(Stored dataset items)

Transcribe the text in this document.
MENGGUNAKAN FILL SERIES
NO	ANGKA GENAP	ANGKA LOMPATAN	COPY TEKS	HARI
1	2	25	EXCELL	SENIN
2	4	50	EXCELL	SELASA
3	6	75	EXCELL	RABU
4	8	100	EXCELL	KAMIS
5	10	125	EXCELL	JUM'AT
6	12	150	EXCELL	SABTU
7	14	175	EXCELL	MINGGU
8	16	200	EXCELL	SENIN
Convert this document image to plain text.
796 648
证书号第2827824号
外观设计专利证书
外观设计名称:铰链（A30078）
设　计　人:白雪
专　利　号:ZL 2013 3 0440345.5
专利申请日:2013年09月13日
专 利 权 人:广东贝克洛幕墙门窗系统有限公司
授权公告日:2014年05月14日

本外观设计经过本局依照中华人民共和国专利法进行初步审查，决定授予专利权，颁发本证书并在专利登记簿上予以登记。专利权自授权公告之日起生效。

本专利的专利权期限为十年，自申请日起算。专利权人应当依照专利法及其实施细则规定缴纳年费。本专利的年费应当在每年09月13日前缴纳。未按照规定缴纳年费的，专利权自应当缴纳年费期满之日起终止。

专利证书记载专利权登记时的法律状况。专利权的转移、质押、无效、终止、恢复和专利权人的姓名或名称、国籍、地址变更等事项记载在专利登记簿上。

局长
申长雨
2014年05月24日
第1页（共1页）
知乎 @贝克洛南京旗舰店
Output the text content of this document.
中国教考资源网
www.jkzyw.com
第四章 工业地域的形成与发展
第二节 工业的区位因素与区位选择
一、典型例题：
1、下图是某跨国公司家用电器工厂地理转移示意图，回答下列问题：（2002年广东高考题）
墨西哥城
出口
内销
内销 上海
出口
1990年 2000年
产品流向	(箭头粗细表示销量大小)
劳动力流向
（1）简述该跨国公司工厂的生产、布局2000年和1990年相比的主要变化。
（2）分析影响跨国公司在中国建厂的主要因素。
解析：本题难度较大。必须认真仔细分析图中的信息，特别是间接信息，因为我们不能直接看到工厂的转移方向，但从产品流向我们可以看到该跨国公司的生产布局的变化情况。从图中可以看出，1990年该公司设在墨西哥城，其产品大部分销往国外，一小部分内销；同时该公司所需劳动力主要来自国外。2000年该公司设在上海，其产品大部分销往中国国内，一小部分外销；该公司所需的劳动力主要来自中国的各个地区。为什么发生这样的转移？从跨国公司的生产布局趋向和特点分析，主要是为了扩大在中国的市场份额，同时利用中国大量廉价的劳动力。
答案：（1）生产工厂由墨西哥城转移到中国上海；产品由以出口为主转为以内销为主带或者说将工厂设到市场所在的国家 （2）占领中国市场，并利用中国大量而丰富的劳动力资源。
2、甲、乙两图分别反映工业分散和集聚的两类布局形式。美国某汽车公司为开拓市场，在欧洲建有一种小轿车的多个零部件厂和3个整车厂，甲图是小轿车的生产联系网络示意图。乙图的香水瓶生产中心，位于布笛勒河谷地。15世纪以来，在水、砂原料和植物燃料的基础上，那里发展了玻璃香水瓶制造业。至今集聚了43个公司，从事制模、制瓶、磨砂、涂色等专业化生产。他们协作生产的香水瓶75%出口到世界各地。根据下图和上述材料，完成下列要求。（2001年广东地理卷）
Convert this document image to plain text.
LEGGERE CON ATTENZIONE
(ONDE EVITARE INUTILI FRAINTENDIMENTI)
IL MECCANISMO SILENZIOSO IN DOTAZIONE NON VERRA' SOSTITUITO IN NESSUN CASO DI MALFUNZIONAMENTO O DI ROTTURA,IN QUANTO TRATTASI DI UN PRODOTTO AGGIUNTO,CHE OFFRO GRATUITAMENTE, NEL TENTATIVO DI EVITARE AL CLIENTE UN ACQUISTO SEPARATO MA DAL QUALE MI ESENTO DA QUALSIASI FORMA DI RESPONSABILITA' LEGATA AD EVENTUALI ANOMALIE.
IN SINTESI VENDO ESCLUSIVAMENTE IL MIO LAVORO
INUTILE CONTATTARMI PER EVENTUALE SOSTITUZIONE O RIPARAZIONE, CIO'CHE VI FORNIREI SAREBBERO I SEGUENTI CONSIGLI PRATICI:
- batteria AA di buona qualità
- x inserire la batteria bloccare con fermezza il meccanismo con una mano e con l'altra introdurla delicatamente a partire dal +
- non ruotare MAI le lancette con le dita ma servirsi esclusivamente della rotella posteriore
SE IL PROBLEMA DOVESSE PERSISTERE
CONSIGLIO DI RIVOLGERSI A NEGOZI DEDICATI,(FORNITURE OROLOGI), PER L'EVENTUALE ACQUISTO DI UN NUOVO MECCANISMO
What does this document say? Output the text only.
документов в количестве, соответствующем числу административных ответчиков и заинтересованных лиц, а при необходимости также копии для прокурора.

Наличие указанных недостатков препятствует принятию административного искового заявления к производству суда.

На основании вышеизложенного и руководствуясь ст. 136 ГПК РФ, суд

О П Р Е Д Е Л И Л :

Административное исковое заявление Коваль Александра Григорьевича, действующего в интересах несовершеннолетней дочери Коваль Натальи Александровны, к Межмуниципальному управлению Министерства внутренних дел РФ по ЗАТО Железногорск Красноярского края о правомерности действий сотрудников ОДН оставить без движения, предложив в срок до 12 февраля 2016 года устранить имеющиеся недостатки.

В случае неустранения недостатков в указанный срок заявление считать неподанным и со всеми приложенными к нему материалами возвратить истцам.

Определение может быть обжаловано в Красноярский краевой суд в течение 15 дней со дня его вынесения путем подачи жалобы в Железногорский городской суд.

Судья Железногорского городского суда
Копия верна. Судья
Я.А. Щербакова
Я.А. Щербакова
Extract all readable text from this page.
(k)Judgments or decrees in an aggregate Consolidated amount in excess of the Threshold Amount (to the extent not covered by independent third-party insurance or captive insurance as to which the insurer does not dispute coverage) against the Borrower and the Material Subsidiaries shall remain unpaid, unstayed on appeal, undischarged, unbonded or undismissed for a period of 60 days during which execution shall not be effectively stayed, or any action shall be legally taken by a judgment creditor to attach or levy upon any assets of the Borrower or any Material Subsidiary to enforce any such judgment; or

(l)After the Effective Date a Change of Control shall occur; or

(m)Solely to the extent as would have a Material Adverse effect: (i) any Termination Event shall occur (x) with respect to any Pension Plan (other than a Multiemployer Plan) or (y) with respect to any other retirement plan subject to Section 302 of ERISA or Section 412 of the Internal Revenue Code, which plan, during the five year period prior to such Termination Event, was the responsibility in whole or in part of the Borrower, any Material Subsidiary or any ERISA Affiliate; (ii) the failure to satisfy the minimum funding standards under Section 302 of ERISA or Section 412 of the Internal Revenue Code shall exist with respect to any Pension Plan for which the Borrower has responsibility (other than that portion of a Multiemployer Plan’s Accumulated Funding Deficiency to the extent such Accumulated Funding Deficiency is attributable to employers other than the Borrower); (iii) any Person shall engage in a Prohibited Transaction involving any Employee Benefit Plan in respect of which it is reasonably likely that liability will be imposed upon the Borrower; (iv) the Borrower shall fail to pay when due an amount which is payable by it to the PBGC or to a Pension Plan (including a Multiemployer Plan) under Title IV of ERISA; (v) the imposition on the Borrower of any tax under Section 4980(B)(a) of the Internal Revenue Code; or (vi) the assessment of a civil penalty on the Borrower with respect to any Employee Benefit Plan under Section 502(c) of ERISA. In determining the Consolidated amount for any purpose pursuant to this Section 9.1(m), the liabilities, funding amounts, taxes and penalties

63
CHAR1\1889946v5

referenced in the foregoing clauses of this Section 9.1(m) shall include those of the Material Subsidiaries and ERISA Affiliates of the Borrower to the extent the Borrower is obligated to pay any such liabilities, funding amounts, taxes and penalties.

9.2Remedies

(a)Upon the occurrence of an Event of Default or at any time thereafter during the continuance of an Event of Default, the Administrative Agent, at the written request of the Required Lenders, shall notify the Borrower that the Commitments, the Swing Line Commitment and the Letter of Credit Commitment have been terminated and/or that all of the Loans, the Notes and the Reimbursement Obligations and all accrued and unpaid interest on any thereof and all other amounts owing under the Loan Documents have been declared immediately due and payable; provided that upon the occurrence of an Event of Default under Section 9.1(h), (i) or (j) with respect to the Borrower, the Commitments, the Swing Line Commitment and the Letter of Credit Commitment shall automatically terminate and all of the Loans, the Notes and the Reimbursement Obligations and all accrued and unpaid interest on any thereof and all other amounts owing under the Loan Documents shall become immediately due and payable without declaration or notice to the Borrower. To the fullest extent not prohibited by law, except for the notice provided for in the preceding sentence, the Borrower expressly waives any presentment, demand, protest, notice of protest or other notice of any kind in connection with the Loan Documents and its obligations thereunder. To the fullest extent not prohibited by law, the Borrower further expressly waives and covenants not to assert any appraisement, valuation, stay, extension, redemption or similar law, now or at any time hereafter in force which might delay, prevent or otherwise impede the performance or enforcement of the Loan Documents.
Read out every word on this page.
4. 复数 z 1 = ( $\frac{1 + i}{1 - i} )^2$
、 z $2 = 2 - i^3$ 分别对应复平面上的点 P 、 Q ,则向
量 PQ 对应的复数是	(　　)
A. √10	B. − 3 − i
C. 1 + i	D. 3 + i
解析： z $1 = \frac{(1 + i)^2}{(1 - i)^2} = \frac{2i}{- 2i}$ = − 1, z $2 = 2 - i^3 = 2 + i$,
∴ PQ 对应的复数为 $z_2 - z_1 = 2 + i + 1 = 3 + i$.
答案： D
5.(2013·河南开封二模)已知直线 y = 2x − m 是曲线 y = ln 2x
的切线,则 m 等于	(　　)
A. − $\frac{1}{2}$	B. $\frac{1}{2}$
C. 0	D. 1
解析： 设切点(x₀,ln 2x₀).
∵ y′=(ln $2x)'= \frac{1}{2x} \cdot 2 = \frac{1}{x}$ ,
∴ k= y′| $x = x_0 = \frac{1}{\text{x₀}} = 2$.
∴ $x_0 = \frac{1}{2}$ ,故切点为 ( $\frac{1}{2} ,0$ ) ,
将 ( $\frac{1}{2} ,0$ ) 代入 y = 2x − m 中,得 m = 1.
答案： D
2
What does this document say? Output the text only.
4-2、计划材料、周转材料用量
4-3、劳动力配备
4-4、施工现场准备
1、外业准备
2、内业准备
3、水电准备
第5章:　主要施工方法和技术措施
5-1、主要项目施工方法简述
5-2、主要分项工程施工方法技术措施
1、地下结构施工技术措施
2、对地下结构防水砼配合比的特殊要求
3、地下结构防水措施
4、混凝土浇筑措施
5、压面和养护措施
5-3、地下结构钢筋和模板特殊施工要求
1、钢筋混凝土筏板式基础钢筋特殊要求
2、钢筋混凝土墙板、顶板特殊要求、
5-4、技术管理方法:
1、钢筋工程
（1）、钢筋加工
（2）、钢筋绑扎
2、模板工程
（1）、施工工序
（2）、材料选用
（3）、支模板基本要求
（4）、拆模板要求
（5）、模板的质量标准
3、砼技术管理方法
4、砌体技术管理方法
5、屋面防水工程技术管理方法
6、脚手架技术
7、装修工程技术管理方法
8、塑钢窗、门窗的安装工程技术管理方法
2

What the exercise asks: From the records above, pull out each line that has "Судья".

Response to the exercise:
Судья Железногорского городского суда
Копия верна. Судья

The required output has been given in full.